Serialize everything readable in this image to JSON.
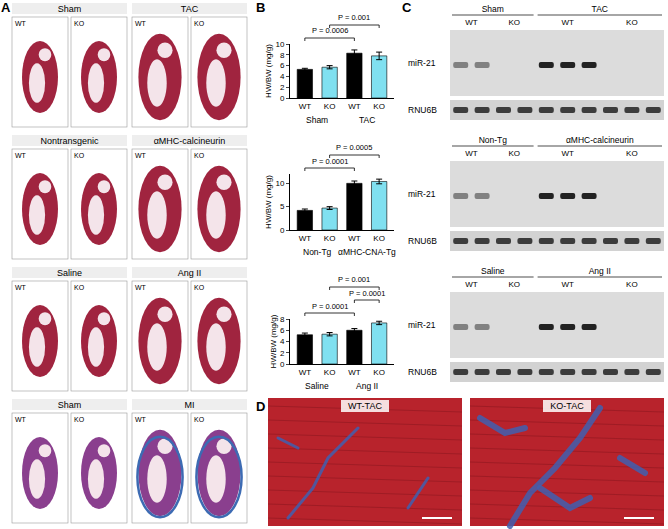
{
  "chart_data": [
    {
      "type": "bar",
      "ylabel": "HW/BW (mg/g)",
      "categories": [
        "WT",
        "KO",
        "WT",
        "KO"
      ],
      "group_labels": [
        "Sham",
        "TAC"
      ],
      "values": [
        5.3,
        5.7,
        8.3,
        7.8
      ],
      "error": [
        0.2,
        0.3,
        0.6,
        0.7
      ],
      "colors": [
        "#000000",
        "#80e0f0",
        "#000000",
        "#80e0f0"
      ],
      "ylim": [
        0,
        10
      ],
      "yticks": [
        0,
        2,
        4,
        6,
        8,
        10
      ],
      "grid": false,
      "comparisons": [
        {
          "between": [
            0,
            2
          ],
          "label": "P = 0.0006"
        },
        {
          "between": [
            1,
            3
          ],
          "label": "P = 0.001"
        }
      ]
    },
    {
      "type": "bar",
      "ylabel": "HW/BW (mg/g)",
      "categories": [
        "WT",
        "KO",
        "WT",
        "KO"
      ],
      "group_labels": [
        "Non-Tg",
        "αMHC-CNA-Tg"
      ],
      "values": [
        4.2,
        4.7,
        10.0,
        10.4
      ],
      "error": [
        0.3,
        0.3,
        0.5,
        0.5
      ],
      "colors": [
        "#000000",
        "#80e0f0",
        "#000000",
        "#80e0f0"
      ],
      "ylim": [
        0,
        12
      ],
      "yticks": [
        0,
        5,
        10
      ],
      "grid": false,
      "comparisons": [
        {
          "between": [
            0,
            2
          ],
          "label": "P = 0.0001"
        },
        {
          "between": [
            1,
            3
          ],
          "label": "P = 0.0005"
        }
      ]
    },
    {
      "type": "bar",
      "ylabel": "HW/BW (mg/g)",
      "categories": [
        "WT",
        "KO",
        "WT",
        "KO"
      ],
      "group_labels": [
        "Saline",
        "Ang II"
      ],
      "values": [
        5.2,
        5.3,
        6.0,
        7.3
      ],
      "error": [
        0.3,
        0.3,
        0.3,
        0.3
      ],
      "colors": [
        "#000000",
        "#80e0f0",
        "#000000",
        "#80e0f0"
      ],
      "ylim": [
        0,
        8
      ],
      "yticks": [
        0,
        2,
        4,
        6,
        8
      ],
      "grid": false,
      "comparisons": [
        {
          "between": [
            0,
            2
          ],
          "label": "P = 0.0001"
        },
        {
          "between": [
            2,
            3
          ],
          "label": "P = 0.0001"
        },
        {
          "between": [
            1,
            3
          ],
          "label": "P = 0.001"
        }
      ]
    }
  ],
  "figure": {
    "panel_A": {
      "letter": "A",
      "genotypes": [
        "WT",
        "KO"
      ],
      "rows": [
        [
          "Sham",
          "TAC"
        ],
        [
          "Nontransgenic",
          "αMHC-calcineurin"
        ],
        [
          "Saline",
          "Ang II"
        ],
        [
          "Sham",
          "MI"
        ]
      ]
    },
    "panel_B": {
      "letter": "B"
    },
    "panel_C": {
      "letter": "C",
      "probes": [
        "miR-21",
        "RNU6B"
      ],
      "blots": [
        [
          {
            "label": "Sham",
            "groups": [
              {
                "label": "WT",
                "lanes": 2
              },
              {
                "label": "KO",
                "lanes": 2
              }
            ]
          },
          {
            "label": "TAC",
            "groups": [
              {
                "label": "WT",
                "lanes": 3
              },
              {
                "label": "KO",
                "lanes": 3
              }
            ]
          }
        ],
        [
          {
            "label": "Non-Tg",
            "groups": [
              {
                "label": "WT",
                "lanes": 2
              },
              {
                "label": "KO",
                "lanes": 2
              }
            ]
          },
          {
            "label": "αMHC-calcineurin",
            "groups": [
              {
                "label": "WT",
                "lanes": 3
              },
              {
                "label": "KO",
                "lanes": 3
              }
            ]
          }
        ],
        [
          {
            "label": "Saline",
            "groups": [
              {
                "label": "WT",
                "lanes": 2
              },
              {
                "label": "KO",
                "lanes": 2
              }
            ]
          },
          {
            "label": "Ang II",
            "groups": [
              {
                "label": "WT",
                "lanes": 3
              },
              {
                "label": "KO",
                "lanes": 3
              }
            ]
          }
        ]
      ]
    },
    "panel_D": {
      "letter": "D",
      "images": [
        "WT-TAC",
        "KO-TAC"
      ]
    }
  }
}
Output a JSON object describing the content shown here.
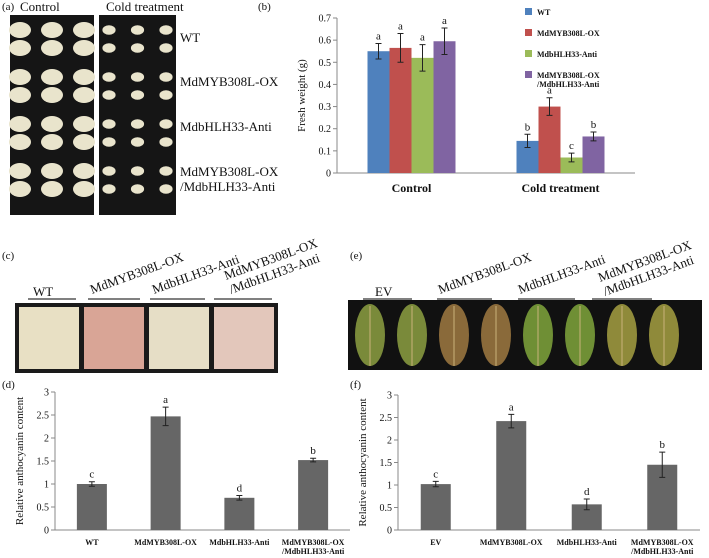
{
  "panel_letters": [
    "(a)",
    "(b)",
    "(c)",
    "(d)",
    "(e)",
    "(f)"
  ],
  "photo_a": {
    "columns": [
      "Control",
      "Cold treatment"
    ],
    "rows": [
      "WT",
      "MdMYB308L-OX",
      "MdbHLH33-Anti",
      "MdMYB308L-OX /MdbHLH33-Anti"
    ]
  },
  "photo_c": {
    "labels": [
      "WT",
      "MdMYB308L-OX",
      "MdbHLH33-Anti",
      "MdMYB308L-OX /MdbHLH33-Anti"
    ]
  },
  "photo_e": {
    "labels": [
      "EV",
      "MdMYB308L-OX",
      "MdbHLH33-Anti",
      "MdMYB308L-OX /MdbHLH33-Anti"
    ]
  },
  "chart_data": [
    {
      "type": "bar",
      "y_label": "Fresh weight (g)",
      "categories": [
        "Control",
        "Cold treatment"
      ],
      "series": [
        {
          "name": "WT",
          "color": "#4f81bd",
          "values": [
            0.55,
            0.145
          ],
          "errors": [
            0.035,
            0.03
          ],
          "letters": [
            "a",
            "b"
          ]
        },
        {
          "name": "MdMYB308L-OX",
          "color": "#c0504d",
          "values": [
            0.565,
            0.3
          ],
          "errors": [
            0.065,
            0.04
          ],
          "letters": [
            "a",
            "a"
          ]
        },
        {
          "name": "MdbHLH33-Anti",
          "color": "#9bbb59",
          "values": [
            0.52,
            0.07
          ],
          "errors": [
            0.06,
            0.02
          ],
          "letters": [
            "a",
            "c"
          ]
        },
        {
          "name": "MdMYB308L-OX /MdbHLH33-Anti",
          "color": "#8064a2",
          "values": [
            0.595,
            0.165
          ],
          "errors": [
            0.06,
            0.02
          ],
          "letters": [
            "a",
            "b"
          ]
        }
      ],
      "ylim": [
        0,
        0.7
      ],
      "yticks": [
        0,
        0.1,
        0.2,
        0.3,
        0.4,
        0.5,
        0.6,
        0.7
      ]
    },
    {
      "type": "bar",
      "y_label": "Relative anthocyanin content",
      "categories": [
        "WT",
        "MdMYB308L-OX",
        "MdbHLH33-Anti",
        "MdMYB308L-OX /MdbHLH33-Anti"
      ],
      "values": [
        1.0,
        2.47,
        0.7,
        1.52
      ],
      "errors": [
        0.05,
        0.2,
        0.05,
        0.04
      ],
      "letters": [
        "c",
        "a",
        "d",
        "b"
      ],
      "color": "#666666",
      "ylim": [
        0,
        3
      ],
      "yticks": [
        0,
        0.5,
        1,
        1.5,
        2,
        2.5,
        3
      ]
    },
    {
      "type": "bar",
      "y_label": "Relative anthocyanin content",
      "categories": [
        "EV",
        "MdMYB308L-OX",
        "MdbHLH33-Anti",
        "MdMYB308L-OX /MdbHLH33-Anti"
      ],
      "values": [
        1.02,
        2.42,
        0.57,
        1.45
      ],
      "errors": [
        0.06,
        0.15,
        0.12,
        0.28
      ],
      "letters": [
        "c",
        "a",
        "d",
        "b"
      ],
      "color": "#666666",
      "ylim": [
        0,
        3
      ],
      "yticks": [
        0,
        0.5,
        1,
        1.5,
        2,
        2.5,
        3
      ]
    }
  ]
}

---*---

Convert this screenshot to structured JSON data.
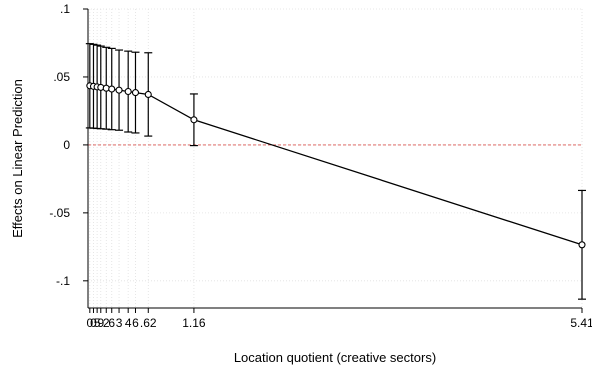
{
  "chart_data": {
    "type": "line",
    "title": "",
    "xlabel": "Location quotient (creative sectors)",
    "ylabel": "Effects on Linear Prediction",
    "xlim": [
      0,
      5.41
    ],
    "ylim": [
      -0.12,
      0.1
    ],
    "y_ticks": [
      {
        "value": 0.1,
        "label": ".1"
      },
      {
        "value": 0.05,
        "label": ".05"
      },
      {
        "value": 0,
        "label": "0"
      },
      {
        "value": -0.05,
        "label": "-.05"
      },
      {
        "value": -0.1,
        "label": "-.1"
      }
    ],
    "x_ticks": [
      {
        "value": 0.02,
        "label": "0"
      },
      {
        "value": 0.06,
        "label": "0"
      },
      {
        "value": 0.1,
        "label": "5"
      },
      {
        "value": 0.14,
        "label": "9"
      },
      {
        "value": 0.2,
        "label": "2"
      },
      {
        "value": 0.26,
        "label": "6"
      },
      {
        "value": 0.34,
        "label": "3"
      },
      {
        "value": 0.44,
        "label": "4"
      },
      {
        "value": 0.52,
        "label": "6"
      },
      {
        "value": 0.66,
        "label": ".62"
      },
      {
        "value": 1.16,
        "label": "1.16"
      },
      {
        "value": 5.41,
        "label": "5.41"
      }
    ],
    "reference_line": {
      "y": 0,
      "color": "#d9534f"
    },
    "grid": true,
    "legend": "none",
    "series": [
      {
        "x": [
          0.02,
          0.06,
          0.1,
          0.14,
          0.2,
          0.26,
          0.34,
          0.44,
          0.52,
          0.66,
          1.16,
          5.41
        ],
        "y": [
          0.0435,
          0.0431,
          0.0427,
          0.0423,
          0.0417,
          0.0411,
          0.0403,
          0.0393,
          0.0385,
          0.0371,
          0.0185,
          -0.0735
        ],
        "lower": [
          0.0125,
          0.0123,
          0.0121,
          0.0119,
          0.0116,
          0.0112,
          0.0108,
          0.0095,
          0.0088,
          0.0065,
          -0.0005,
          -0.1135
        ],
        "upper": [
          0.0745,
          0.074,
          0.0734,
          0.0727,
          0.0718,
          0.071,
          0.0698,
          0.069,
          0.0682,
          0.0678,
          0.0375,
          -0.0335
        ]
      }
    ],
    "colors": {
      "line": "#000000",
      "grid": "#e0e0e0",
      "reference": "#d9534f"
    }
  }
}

---*---

Count the lines above that contain the word "name", and give only that number.

• [RESULT FOR THIS TASK]: 4